>>>

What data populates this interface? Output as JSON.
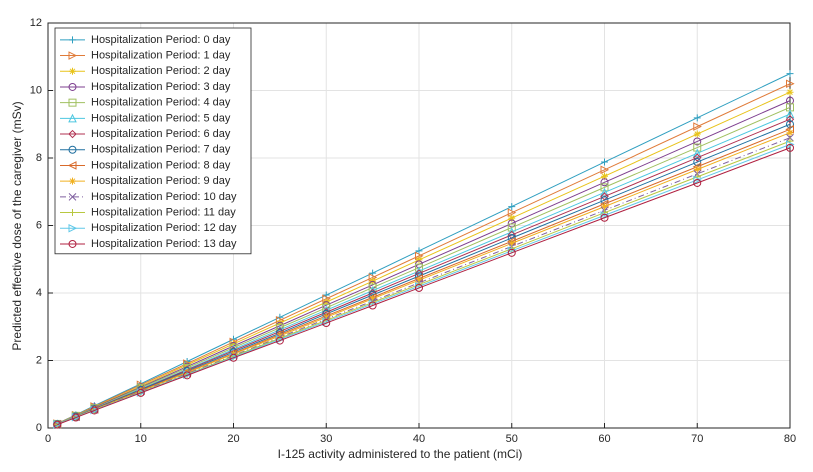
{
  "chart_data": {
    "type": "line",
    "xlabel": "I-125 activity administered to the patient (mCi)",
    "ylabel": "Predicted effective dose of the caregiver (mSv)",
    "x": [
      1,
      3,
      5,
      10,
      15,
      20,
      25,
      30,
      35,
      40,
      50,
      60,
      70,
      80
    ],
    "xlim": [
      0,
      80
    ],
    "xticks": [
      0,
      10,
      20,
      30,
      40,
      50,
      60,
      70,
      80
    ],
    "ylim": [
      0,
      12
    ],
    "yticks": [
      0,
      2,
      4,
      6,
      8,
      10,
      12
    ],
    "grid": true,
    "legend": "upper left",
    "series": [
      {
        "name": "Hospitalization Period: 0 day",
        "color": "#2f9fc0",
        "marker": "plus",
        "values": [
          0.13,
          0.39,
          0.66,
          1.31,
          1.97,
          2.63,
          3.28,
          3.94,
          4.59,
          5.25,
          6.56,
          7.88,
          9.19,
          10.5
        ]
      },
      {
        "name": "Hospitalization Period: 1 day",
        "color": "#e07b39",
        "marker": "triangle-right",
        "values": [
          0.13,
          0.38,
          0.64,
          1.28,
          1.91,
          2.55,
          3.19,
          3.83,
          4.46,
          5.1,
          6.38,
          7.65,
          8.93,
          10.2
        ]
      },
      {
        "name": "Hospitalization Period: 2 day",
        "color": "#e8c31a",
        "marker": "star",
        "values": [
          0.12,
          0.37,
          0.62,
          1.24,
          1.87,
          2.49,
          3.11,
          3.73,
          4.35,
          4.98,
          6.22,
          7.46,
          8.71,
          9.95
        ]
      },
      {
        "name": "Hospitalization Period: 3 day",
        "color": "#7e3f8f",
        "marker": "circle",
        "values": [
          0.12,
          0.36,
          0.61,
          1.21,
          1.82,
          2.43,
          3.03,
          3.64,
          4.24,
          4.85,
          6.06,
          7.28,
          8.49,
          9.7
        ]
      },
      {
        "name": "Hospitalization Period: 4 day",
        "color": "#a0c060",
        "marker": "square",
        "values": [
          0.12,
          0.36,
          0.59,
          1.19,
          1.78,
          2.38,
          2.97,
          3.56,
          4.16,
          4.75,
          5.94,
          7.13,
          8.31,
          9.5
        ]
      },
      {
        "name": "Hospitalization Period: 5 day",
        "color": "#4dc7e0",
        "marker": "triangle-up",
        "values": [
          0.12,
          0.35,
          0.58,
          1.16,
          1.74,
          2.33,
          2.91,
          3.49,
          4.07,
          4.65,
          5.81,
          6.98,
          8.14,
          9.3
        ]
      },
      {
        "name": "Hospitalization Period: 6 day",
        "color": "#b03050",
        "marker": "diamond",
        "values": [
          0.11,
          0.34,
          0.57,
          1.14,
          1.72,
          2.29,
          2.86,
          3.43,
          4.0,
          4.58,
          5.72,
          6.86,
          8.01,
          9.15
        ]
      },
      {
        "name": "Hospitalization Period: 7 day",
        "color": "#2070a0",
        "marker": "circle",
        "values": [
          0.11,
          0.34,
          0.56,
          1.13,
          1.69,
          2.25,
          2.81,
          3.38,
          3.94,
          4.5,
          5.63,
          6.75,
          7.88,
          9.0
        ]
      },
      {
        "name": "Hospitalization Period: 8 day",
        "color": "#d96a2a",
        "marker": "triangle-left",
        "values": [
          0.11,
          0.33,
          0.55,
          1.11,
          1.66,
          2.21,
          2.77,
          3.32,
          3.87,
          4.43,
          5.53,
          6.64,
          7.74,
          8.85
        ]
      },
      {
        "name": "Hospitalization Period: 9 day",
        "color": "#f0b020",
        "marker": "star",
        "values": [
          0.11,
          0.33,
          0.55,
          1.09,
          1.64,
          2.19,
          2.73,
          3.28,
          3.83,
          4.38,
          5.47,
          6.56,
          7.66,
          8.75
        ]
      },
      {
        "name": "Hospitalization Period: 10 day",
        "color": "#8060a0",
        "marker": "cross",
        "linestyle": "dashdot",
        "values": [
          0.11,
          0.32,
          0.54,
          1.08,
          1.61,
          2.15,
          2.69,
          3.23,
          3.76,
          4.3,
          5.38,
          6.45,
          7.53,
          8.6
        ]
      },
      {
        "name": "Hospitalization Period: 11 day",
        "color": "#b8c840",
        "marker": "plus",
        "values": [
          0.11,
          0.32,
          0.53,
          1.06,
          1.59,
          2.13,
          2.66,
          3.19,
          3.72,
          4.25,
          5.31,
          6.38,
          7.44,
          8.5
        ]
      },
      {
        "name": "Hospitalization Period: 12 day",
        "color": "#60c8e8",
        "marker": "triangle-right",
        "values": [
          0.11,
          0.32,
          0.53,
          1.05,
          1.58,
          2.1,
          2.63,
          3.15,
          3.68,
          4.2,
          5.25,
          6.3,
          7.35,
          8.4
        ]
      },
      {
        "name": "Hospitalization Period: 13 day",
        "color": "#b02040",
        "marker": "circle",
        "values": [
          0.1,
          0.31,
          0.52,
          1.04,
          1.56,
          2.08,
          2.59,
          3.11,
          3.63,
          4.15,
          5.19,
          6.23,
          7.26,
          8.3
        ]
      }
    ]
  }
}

<<<

AIM OF THE EXERCISE: Look through the records above and report how many lines hold the word "left", giving only the number.

SOLUTION TO THIS EXERCISE: 2